→ **Source material**

** Begin **

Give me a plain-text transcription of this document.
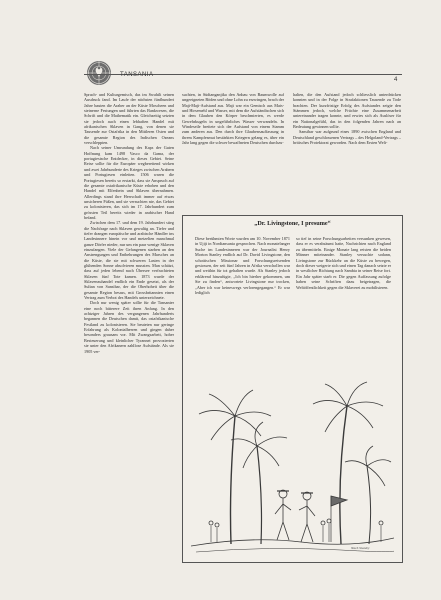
TANSANIA
4

Sprach- und Kulturgemisch, das im Swahili seinen Ausdruck fand. Im Laufe der nächsten fünfhundert Jahre bauten die Araber an der Küste Moscheen und steinerne Festungen und führten das Bankwesen, die Schrift und die Mathematik ein. Gleichzeitig setzten sie jedoch auch einen lebhaften Handel mit afrikanischen Sklaven in Gang, von denen sie Tausende zur Ostafrika in den Mittleren Osten und die gesamte Region des Indischen Ozeans verschleppten.

Nach seiner Umrundung des Kaps der Guten Hoffnung kam 1498 Vasco da Gama, der portugiesische Entdecker, in dieses Gebiet. Seine Reise sollte für die Europäer wegbereitend wirken und zwei Jahrhunderte des Krieges zwischen Arabern und Portugiesen einleiten. 1506 waren die Portugiesen bereits so erstarkt, dass sie Anspruch auf die gesamte ostafrikanische Küste erhoben und den Handel mit Elfenbein und Sklaven übernahmen. Allerdings stand ihre Herrschaft immer auf etwas unsicheren Füßen, und sie versuchten nie, das Gebiet zu kolonisieren, das sich im 17. Jahrhundert zum grössten Teil bereits wieder in arabischer Hand befand.

Zwischen dem 17. und dem 19. Jahrhundert stieg die Nachfrage nach Sklaven gewaltig an. Tiefer und tiefer drangen europäische und arabische Händler ins Landesinnere hinein vor und metzelten manchmal ganze Dörfer nieder, nur um ein paar wenige Sklaven einzufangen. Viele der Gefangenen starben an den Anstrengungen und Entbehrungen des Marsches an die Küste, die sie mit schweren Lasten in der glühenden Sonne absolvieren mussten. Man schätzt, dass auf jeden lebend nach Übersee verfrachteten Sklaven fünf Tote kamen. 1873 wurde der Sklavenzuhandel endlich ein Ende gesetzt, als der Sultan von Sansibar, der die Oberhoheit über die gesamte Region besass, mit Grossbritannien einen Vertrag zum Verbot des Handels unterzeichnete.

Doch nur wenig später sollte für die Tansanier eine noch bitterere Zeit ihren Anfang. In den achtziger Jahren des vergangenen Jahrhunderts begannen die Deutschen damit, das ostafrikanische Festland zu kolonisieren. Sie beuteten nur geringe Erfahrung als Kolonialherren und gingen daher besonders grausam vor. Mit Zwangsarbeit, hoher Besteuerung und kleinlicher Tyrannei provozierten sie unter den Afrikanern zahllose Aufstände. Als sie 1905 ver-

suchten, in Südtanganjika den Anbau von Baumwolle auf ungeeigneten Böden und ohne Lohn zu erzwingen, brach der Maji-Maji-Aufstand aus. Maji war ein Gemisch aus Mais- und Hirsemehl und Wasser, mit dem die Aufständischen sich in dem Glauben den Körper beschmierten, es werde Gewehrkugeln in ungefährliches Wasser verwandeln. In Windeseile breitete sich der Aufstand von einem Stamm zum anderen aus. Den durch ihre Glaubensauffassung in ihrem Kampfesmut bestärkten Kriegern gelang es, über ein Jahr lang gegen die schwer bewaffneten Deutschen durchzu-

halten, die den Aufstand jedoch schliesslich unterdrücken konnten und in der Folge in Strafaktionen Tausende zu Tode brachten. Der kurzfristige Erfolg des Aufstandes zeigte den Stämmen jedoch, welche Früchte eine Zusammenarbeit untereinander tragen konnte, und erwies sich als Auslöser für ein Nationalgefühl, das in den folgenden Jahren nach an Bedeutung gewinnen sollte.

Sansibar war aufgrund eines 1890 zwischen England und Deutschland geschlossenen Vertrags – des Helgoland-Vertrags – britisches Protektorat geworden. Nach dem Ersten Welt-

„Dr. Livingstone, I presume“

Diese berühmten Worte wurden am 10. November 1871 in Ujiji in Nordtansania gesprochen. Nach monatelanger Suche im Landesinneren war der Journalist Henry Morton Stanley endlich auf Dr. David Livingstone, den schottischen Missionar und Forschungsreisenden gestossen, der seit fünf Jahren in Afrika verschollen war und weithin für tot gehalten wurde. Als Stanley jedoch erklärend hinzufügte, „Ich bin hierher gekommen, um Sie zu finden“, antwortete Livingstone nur trocken, „Aber ich war keineswegs verlorengegangen.“ Er war lediglich

so tief in seine Forschungsarbeiten versunken gewesen, dass er es verabsäumt hatte, Nachrichten nach England zu übermitteln. Einige Monate lang reisten die beiden Männer miteinander. Stanley versuchte sodann, Livingstone zur Rückkehr an die Küste zu bewegen, doch dieser weigerte sich und einen Tag danach setzte er in westlicher Richtung nach Sambia in seiner Reise fort. Ein Jahr später starb er. Die gegen Auffassung zufolge haben seine Schriften dazu beigetragen, die Weltöffentlichkeit gegen die Sklaverei zu mobilisieren.

Nach Stanley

** End **

→ **Task to carry out**
Within the data above, count the lines that contain the string "Livingstone"; the reply is the number alone.

→ **Exercise solution**
3